▸ Exercise description
Find the string "JSON" and gather every line that holds it.

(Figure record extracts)

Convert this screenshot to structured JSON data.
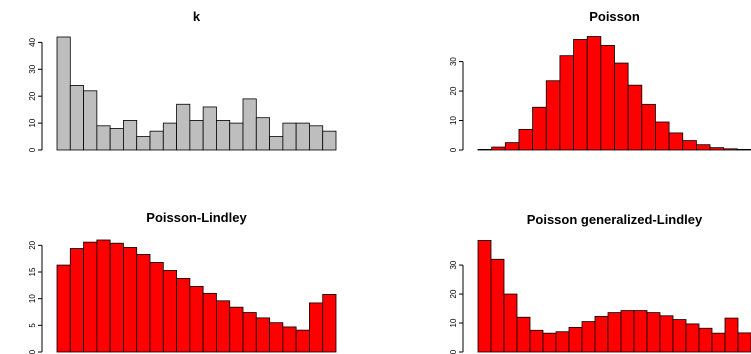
{
  "chart_data": [
    {
      "type": "bar",
      "title": "k",
      "xlabel": "",
      "ylabel": "",
      "ylim": [
        0,
        42
      ],
      "yticks": [
        0,
        10,
        20,
        30,
        40
      ],
      "color": "#bebebe",
      "values": [
        42,
        24,
        22,
        9,
        8,
        11,
        5,
        7,
        10,
        17,
        11,
        16,
        11,
        10,
        19,
        12,
        5,
        10,
        10,
        9,
        7
      ]
    },
    {
      "type": "bar",
      "title": "Poisson",
      "xlabel": "",
      "ylabel": "",
      "ylim": [
        0,
        38
      ],
      "yticks": [
        0,
        10,
        20,
        30
      ],
      "color": "#ff0000",
      "values": [
        0.2,
        1,
        2.5,
        7,
        14.5,
        23.5,
        32,
        37.5,
        38.5,
        35.5,
        29.5,
        22,
        15.5,
        9.5,
        5.8,
        3.2,
        1.8,
        0.8,
        0.4,
        0.2
      ]
    },
    {
      "type": "bar",
      "title": "Poisson-Lindley",
      "xlabel": "",
      "ylabel": "",
      "ylim": [
        0,
        21
      ],
      "yticks": [
        0,
        5,
        10,
        15,
        20
      ],
      "color": "#ff0000",
      "values": [
        16.3,
        19.4,
        20.6,
        21,
        20.4,
        19.6,
        18.3,
        16.8,
        15.3,
        13.8,
        12.3,
        11,
        9.6,
        8.4,
        7.4,
        6.4,
        5.5,
        4.7,
        4.1,
        9.2,
        10.8
      ]
    },
    {
      "type": "bar",
      "title": "Poisson generalized-Lindley",
      "xlabel": "",
      "ylabel": "",
      "ylim": [
        0,
        39
      ],
      "yticks": [
        0,
        10,
        20,
        30
      ],
      "color": "#ff0000",
      "values": [
        38.5,
        32,
        20,
        12,
        7.5,
        6.5,
        7,
        8.5,
        10.5,
        12.3,
        13.6,
        14.3,
        14.3,
        13.6,
        12.5,
        11.2,
        9.7,
        8.2,
        6.5,
        11.7,
        6.6
      ]
    }
  ]
}
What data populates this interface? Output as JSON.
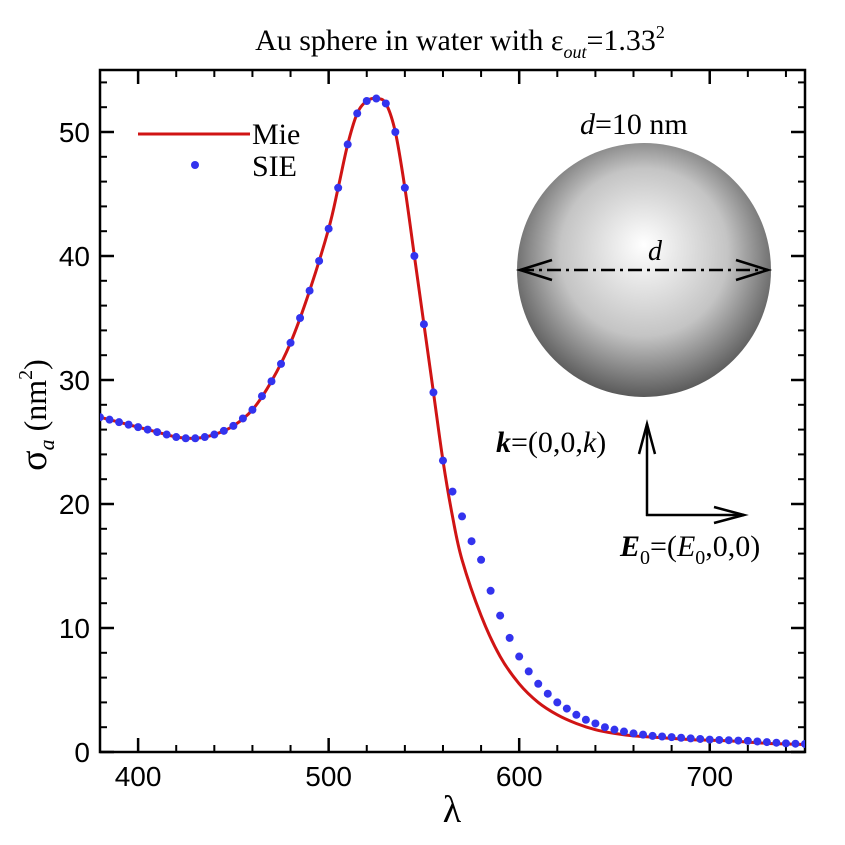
{
  "chart_data": {
    "type": "line",
    "title": {
      "prefix": "Au sphere in water with ",
      "epsilon": "ε",
      "subscript": "out",
      "equals": "=1.33",
      "superscript": "2"
    },
    "xlabel": "λ",
    "ylabel": {
      "sigma": "σ",
      "subscript": "a",
      "unit_open": " (nm",
      "unit_sup": "2",
      "unit_close": ")"
    },
    "xlim": [
      380,
      750
    ],
    "ylim": [
      0,
      55
    ],
    "x_ticks": [
      400,
      500,
      600,
      700
    ],
    "y_ticks": [
      0,
      10,
      20,
      30,
      40,
      50
    ],
    "x_tick_labels": [
      "400",
      "500",
      "600",
      "700"
    ],
    "y_tick_labels": [
      "0",
      "10",
      "20",
      "30",
      "40",
      "50"
    ],
    "legend": {
      "position": "top-left",
      "entries": [
        "Mie",
        "SIE"
      ]
    },
    "series": [
      {
        "name": "Mie",
        "style": "line",
        "color": "#d01414",
        "x": [
          380,
          390,
          400,
          410,
          420,
          430,
          440,
          450,
          460,
          470,
          480,
          490,
          500,
          505,
          510,
          515,
          520,
          525,
          530,
          535,
          540,
          545,
          550,
          555,
          560,
          565,
          570,
          580,
          590,
          600,
          610,
          620,
          630,
          640,
          650,
          660,
          670,
          680,
          690,
          700,
          710,
          720,
          730,
          740,
          750
        ],
        "values": [
          27.0,
          26.6,
          26.2,
          25.8,
          25.4,
          25.3,
          25.6,
          26.3,
          27.6,
          29.9,
          33.0,
          37.2,
          42.2,
          45.5,
          49.0,
          51.5,
          52.5,
          52.7,
          52.3,
          50.0,
          45.5,
          40.0,
          34.5,
          29.0,
          23.5,
          19.0,
          15.5,
          11.0,
          7.7,
          5.5,
          4.0,
          3.0,
          2.3,
          1.8,
          1.5,
          1.3,
          1.2,
          1.1,
          1.0,
          0.95,
          0.9,
          0.8,
          0.7,
          0.65,
          0.6
        ]
      },
      {
        "name": "SIE",
        "style": "markers",
        "color": "#3333ee",
        "x": [
          380,
          385,
          390,
          395,
          400,
          405,
          410,
          415,
          420,
          425,
          430,
          435,
          440,
          445,
          450,
          455,
          460,
          465,
          470,
          475,
          480,
          485,
          490,
          495,
          500,
          505,
          510,
          515,
          520,
          525,
          530,
          535,
          540,
          545,
          550,
          555,
          560,
          565,
          570,
          575,
          580,
          585,
          590,
          595,
          600,
          605,
          610,
          615,
          620,
          625,
          630,
          635,
          640,
          645,
          650,
          655,
          660,
          665,
          670,
          675,
          680,
          685,
          690,
          695,
          700,
          705,
          710,
          715,
          720,
          725,
          730,
          735,
          740,
          745,
          750
        ],
        "values": [
          27.0,
          26.8,
          26.6,
          26.4,
          26.2,
          26.0,
          25.8,
          25.6,
          25.4,
          25.3,
          25.3,
          25.4,
          25.6,
          25.9,
          26.3,
          26.9,
          27.6,
          28.7,
          29.9,
          31.3,
          33.0,
          35.0,
          37.2,
          39.6,
          42.2,
          45.5,
          49.0,
          51.5,
          52.5,
          52.7,
          52.3,
          50.0,
          45.5,
          40.0,
          34.5,
          29.0,
          23.5,
          21.0,
          19.0,
          17.0,
          15.5,
          13.0,
          11.0,
          9.2,
          7.7,
          6.5,
          5.5,
          4.7,
          4.0,
          3.5,
          3.0,
          2.6,
          2.3,
          2.0,
          1.8,
          1.65,
          1.5,
          1.4,
          1.3,
          1.25,
          1.2,
          1.15,
          1.1,
          1.05,
          1.0,
          0.97,
          0.95,
          0.92,
          0.9,
          0.85,
          0.8,
          0.75,
          0.7,
          0.67,
          0.65
        ]
      }
    ]
  },
  "inset": {
    "diameter_label": "d=10 nm",
    "diameter_var": "d",
    "diameter_value": "=10 nm",
    "d_label": "d",
    "k_label": {
      "bold": "k",
      "rest_pre": "=(0,0,",
      "italic": "k",
      "rest_post": ")"
    },
    "e_label": {
      "bold": "E",
      "sub": "0",
      "rest_pre": "=(",
      "italic": "E",
      "sub2": "0",
      "rest_post": ",0,0)"
    },
    "sphere_color_center": "#ffffff",
    "sphere_color_edge": "#5a5a5a"
  }
}
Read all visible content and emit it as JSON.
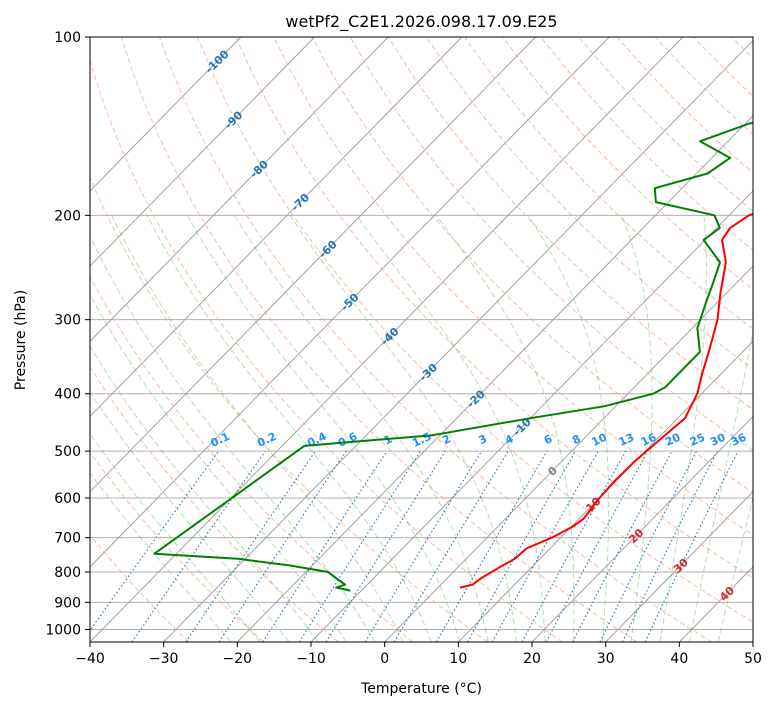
{
  "chart_data": {
    "type": "line",
    "subtype": "skew-T log-P diagram",
    "title": "wetPf2_C2E1.2026.098.17.09.E25",
    "xlabel": "Temperature (°C)",
    "ylabel": "Pressure (hPa)",
    "xlim": [
      -40,
      50
    ],
    "ylim": [
      1050,
      100
    ],
    "x_ticks": [
      -40,
      -30,
      -20,
      -10,
      0,
      10,
      20,
      30,
      40,
      50
    ],
    "y_ticks": [
      100,
      200,
      300,
      400,
      500,
      600,
      700,
      800,
      900,
      1000
    ],
    "grid": true,
    "series": [
      {
        "name": "Temperature",
        "color": "#ff0000",
        "points": [
          {
            "p": 850,
            "t": 3.0
          },
          {
            "p": 840,
            "t": 4.3
          },
          {
            "p": 820,
            "t": 4.6
          },
          {
            "p": 790,
            "t": 5.5
          },
          {
            "p": 760,
            "t": 6.6
          },
          {
            "p": 730,
            "t": 6.8
          },
          {
            "p": 700,
            "t": 8.8
          },
          {
            "p": 670,
            "t": 10.2
          },
          {
            "p": 650,
            "t": 10.6
          },
          {
            "p": 600,
            "t": 10.0
          },
          {
            "p": 560,
            "t": 9.8
          },
          {
            "p": 520,
            "t": 9.9
          },
          {
            "p": 480,
            "t": 10.4
          },
          {
            "p": 440,
            "t": 11.0
          },
          {
            "p": 400,
            "t": 9.4
          },
          {
            "p": 370,
            "t": 7.4
          },
          {
            "p": 340,
            "t": 5.4
          },
          {
            "p": 300,
            "t": 2.3
          },
          {
            "p": 270,
            "t": -0.9
          },
          {
            "p": 240,
            "t": -4.2
          },
          {
            "p": 220,
            "t": -7.7
          },
          {
            "p": 210,
            "t": -8.2
          },
          {
            "p": 200,
            "t": -7.3
          },
          {
            "p": 190,
            "t": -4.4
          },
          {
            "p": 180,
            "t": -2.7
          },
          {
            "p": 170,
            "t": -2.2
          },
          {
            "p": 160,
            "t": -0.5
          },
          {
            "p": 150,
            "t": 2.1
          },
          {
            "p": 140,
            "t": 4.3
          },
          {
            "p": 130,
            "t": 2.0
          },
          {
            "p": 120,
            "t": 0.3
          },
          {
            "p": 112,
            "t": 0.0
          },
          {
            "p": 106,
            "t": 0.4
          },
          {
            "p": 100,
            "t": 0.5
          }
        ]
      },
      {
        "name": "Dewpoint",
        "color": "#008000",
        "points": [
          {
            "p": 860,
            "t": -11.5
          },
          {
            "p": 850,
            "t": -13.8
          },
          {
            "p": 840,
            "t": -13.0
          },
          {
            "p": 820,
            "t": -15.0
          },
          {
            "p": 800,
            "t": -17.0
          },
          {
            "p": 780,
            "t": -23.0
          },
          {
            "p": 760,
            "t": -31.0
          },
          {
            "p": 745,
            "t": -43.0
          },
          {
            "p": 490,
            "t": -37.0
          },
          {
            "p": 470,
            "t": -21.0
          },
          {
            "p": 440,
            "t": -10.0
          },
          {
            "p": 420,
            "t": -1.5
          },
          {
            "p": 400,
            "t": 3.4
          },
          {
            "p": 390,
            "t": 4.2
          },
          {
            "p": 370,
            "t": 4.2
          },
          {
            "p": 340,
            "t": 4.2
          },
          {
            "p": 310,
            "t": 0.7
          },
          {
            "p": 280,
            "t": -1.6
          },
          {
            "p": 260,
            "t": -3.2
          },
          {
            "p": 240,
            "t": -5.0
          },
          {
            "p": 220,
            "t": -10.2
          },
          {
            "p": 210,
            "t": -9.6
          },
          {
            "p": 200,
            "t": -12.0
          },
          {
            "p": 190,
            "t": -21.7
          },
          {
            "p": 180,
            "t": -23.7
          },
          {
            "p": 170,
            "t": -18.5
          },
          {
            "p": 160,
            "t": -17.5
          },
          {
            "p": 150,
            "t": -23.8
          },
          {
            "p": 140,
            "t": -19.5
          },
          {
            "p": 130,
            "t": -11.2
          },
          {
            "p": 120,
            "t": -8.2
          },
          {
            "p": 110,
            "t": -4.3
          },
          {
            "p": 100,
            "t": -3.4
          }
        ]
      }
    ],
    "isotherms": {
      "color": "#808080",
      "values_start": -100,
      "values_end": 50,
      "step": 10
    },
    "dry_adiabats": {
      "color": "#ff7f50",
      "style": "dashed"
    },
    "moist_adiabats": {
      "color": "#2ca02c",
      "style": "dashed"
    },
    "mixing_ratio_lines": {
      "color": "#1e90ff",
      "style": "dotted",
      "labels": [
        "0.1",
        "0.2",
        "0.4",
        "0.6",
        "1",
        "1.5",
        "2",
        "3",
        "4",
        "6",
        "8",
        "10",
        "13",
        "16",
        "20",
        "25",
        "30",
        "36"
      ]
    },
    "isotherm_labels_blue": [
      "-100",
      "-90",
      "-80",
      "-70",
      "-60",
      "-50",
      "-40",
      "-30",
      "-20",
      "-10"
    ],
    "isotherm_labels_gray": [
      "0"
    ],
    "isotherm_labels_red": [
      "10",
      "20",
      "30",
      "40"
    ]
  }
}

▸ The output
Convert this screenshot to structured JSON data.
What data populates this interface? Output as JSON.
Read all visible content and emit it as JSON.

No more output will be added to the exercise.